## Stored data:
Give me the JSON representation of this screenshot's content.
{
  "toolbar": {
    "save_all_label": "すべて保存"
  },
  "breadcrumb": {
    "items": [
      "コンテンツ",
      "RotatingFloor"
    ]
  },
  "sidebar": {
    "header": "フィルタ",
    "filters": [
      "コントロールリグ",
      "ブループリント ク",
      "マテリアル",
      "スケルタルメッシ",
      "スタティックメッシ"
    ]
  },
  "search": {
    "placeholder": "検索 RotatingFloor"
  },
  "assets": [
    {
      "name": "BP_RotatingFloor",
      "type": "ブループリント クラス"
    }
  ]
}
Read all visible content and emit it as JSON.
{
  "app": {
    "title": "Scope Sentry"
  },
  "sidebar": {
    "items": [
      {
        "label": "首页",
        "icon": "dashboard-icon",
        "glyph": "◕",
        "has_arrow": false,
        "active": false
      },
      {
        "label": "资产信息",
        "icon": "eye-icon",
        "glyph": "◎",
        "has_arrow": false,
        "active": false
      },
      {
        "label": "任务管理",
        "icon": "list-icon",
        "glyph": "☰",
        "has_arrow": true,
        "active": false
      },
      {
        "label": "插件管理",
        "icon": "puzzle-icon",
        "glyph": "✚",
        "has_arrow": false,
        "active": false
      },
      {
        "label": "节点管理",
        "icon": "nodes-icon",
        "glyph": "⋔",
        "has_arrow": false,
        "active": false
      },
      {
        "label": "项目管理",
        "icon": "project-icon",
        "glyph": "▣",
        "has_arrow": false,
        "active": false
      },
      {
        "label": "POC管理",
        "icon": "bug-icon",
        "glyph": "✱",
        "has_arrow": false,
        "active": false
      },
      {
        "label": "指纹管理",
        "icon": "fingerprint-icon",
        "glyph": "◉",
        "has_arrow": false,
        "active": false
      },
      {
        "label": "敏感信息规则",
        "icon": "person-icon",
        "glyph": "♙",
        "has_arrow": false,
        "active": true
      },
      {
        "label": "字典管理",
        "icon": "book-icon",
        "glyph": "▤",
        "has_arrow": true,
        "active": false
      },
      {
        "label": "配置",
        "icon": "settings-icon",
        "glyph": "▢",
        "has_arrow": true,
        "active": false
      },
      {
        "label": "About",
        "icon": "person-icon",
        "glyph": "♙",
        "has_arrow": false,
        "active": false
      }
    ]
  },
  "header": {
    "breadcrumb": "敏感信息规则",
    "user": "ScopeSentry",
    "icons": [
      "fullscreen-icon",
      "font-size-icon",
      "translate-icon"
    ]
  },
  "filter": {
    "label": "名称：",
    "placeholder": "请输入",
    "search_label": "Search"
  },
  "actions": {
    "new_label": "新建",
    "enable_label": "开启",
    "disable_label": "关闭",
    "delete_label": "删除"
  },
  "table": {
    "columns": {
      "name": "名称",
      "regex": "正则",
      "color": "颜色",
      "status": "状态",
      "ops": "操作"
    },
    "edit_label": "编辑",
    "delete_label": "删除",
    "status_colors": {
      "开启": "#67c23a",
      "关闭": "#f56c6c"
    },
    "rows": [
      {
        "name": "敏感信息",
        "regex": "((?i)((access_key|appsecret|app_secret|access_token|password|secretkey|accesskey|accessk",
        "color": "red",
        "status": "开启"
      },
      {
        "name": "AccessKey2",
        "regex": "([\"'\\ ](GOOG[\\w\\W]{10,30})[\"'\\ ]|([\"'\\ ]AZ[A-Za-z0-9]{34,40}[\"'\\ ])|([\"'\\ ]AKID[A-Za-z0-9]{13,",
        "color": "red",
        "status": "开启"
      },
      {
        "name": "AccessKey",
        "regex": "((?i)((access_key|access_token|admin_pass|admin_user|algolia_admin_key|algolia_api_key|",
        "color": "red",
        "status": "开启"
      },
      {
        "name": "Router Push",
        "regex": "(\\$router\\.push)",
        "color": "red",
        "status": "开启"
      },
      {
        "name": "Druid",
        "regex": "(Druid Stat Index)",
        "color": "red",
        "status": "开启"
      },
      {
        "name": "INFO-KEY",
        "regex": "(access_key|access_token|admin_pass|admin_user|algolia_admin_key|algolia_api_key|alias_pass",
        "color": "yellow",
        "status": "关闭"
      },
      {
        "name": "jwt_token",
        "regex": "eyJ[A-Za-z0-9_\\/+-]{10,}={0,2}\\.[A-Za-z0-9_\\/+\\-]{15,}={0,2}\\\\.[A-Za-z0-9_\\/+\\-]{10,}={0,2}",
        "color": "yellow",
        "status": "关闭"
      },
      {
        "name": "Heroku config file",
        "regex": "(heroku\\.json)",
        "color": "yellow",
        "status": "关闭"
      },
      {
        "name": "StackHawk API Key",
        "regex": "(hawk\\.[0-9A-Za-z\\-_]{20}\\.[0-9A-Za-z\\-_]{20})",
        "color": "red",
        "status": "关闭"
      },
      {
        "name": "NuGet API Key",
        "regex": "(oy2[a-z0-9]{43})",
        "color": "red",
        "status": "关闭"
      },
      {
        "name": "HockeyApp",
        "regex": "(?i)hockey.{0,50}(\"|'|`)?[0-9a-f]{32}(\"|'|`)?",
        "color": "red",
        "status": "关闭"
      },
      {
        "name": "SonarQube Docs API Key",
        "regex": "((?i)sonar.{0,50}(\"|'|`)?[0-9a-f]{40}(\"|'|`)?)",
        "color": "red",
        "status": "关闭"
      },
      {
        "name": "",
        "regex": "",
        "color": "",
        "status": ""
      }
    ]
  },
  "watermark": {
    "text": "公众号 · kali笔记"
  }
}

## Problem to work on:
Count how many lines above include the word "content" and answer with that figure only.

## Solved problem:
2